What is the count of lines that hold the word "label"? Give only the number.

**Input for this task**.
+--
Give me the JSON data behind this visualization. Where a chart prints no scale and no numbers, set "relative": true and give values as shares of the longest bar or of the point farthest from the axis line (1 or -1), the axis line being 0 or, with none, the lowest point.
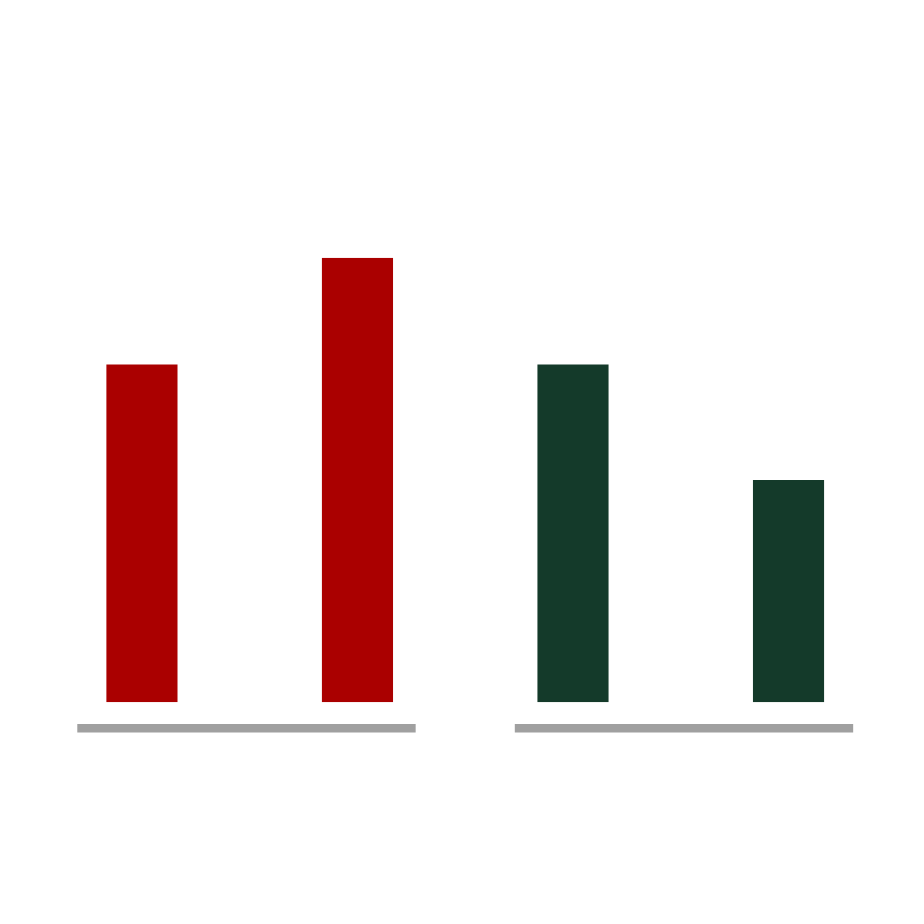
{
  "chart_data": {
    "type": "bar",
    "relative": true,
    "categories": [
      null,
      null,
      null,
      null
    ],
    "values": [
      0.76,
      1,
      0.76,
      0.5
    ],
    "colors": [
      "#aa0000",
      "#aa0000",
      "#143a2a",
      "#143a2a"
    ]
  }
}
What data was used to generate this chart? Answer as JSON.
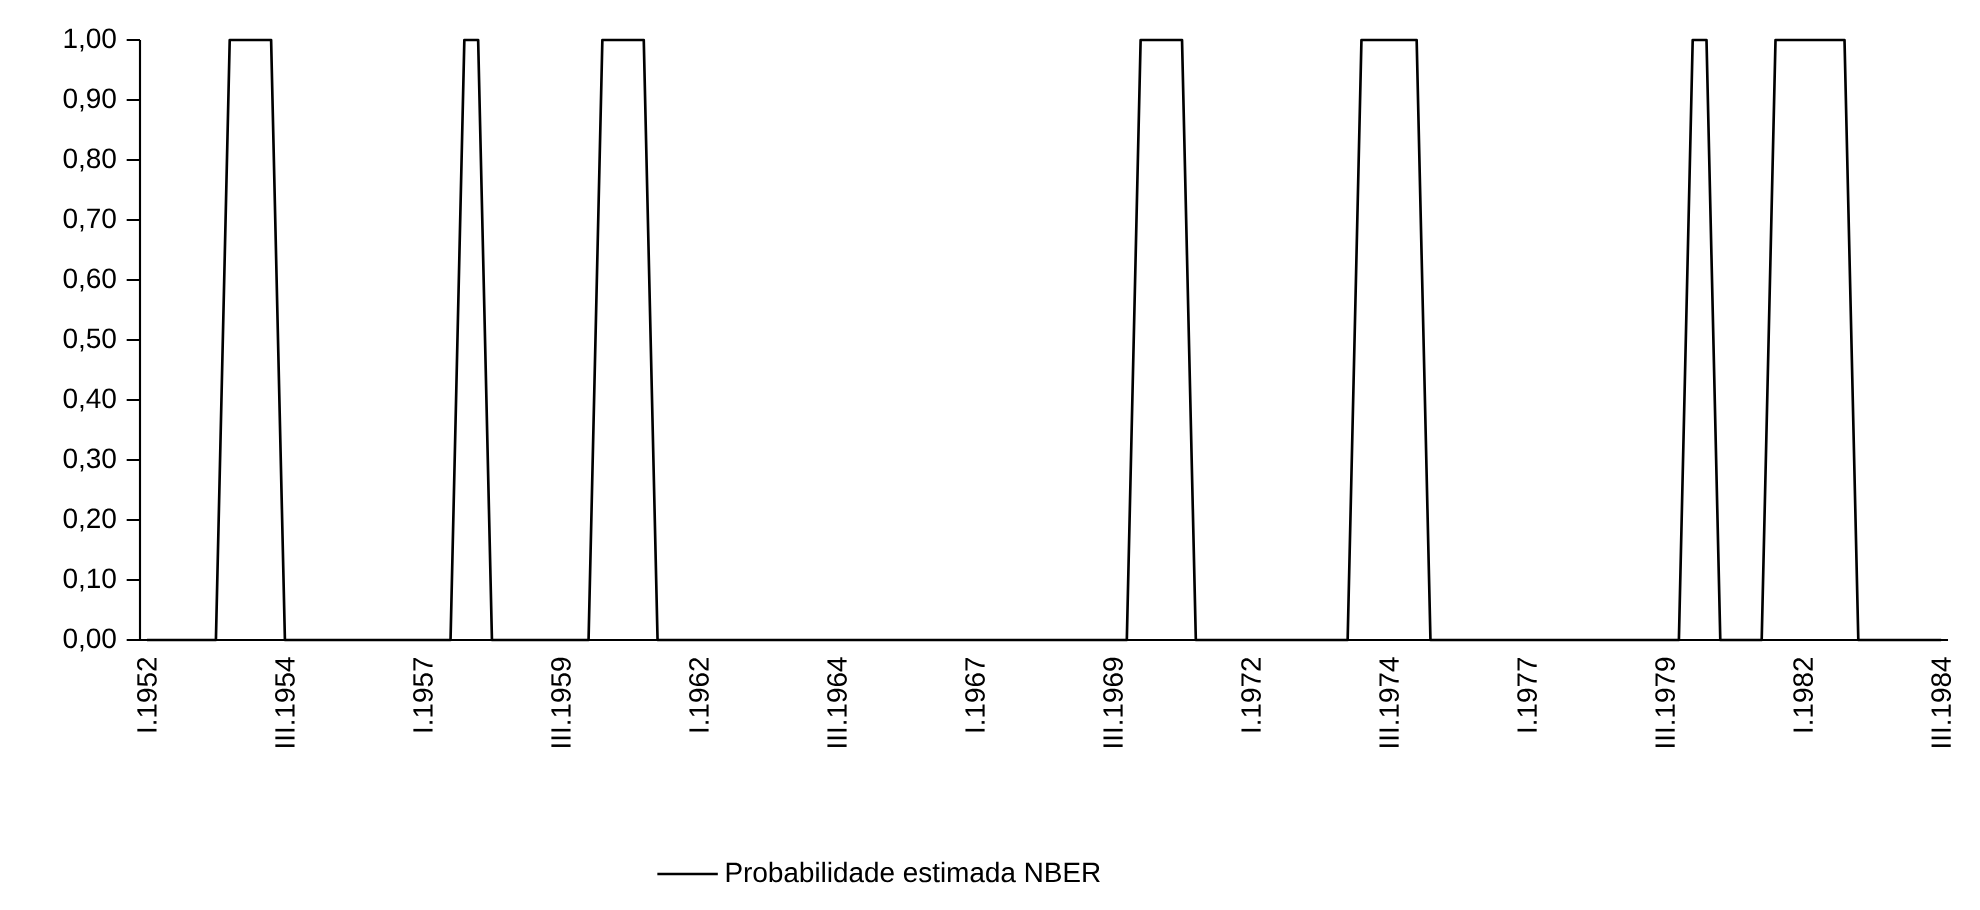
{
  "chart_data": {
    "type": "line",
    "categories": [
      "I.1952",
      null,
      null,
      null,
      null,
      null,
      null,
      null,
      null,
      null,
      "III.1954",
      null,
      null,
      null,
      null,
      null,
      null,
      null,
      null,
      null,
      "I.1957",
      null,
      null,
      null,
      null,
      null,
      null,
      null,
      null,
      null,
      "III.1959",
      null,
      null,
      null,
      null,
      null,
      null,
      null,
      null,
      null,
      "I.1962",
      null,
      null,
      null,
      null,
      null,
      null,
      null,
      null,
      null,
      "III.1964",
      null,
      null,
      null,
      null,
      null,
      null,
      null,
      null,
      null,
      "I.1967",
      null,
      null,
      null,
      null,
      null,
      null,
      null,
      null,
      null,
      "III.1969",
      null,
      null,
      null,
      null,
      null,
      null,
      null,
      null,
      null,
      "I.1972",
      null,
      null,
      null,
      null,
      null,
      null,
      null,
      null,
      null,
      "III.1974",
      null,
      null,
      null,
      null,
      null,
      null,
      null,
      null,
      null,
      "I.1977",
      null,
      null,
      null,
      null,
      null,
      null,
      null,
      null,
      null,
      "III.1979",
      null,
      null,
      null,
      null,
      null,
      null,
      null,
      null,
      null,
      "I.1982",
      null,
      null,
      null,
      null,
      null,
      null,
      null,
      null,
      null,
      "III.1984"
    ],
    "series": [
      {
        "name": "Probabilidade estimada NBER",
        "color": "#000000",
        "values": [
          0,
          0,
          0,
          0,
          0,
          0,
          1,
          1,
          1,
          1,
          0,
          0,
          0,
          0,
          0,
          0,
          0,
          0,
          0,
          0,
          0,
          0,
          0,
          1,
          1,
          0,
          0,
          0,
          0,
          0,
          0,
          0,
          0,
          1,
          1,
          1,
          1,
          0,
          0,
          0,
          0,
          0,
          0,
          0,
          0,
          0,
          0,
          0,
          0,
          0,
          0,
          0,
          0,
          0,
          0,
          0,
          0,
          0,
          0,
          0,
          0,
          0,
          0,
          0,
          0,
          0,
          0,
          0,
          0,
          0,
          0,
          0,
          1,
          1,
          1,
          1,
          0,
          0,
          0,
          0,
          0,
          0,
          0,
          0,
          0,
          0,
          0,
          0,
          1,
          1,
          1,
          1,
          1,
          0,
          0,
          0,
          0,
          0,
          0,
          0,
          0,
          0,
          0,
          0,
          0,
          0,
          0,
          0,
          0,
          0,
          0,
          0,
          1,
          1,
          0,
          0,
          0,
          0,
          1,
          1,
          1,
          1,
          1,
          1,
          0,
          0,
          0,
          0,
          0,
          0,
          0
        ]
      }
    ],
    "ylim": [
      0,
      1
    ],
    "yticks": [
      {
        "value": 0,
        "label": "0,00"
      },
      {
        "value": 0.1,
        "label": "0,10"
      },
      {
        "value": 0.2,
        "label": "0,20"
      },
      {
        "value": 0.3,
        "label": "0,30"
      },
      {
        "value": 0.4,
        "label": "0,40"
      },
      {
        "value": 0.5,
        "label": "0,50"
      },
      {
        "value": 0.6,
        "label": "0,60"
      },
      {
        "value": 0.7,
        "label": "0,70"
      },
      {
        "value": 0.8,
        "label": "0,80"
      },
      {
        "value": 0.9,
        "label": "0,90"
      },
      {
        "value": 1,
        "label": "1,00"
      }
    ],
    "grid": false,
    "legend": "bottom",
    "marker": "none",
    "line_style": "solid"
  }
}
+--
**Response to this exercise**. 11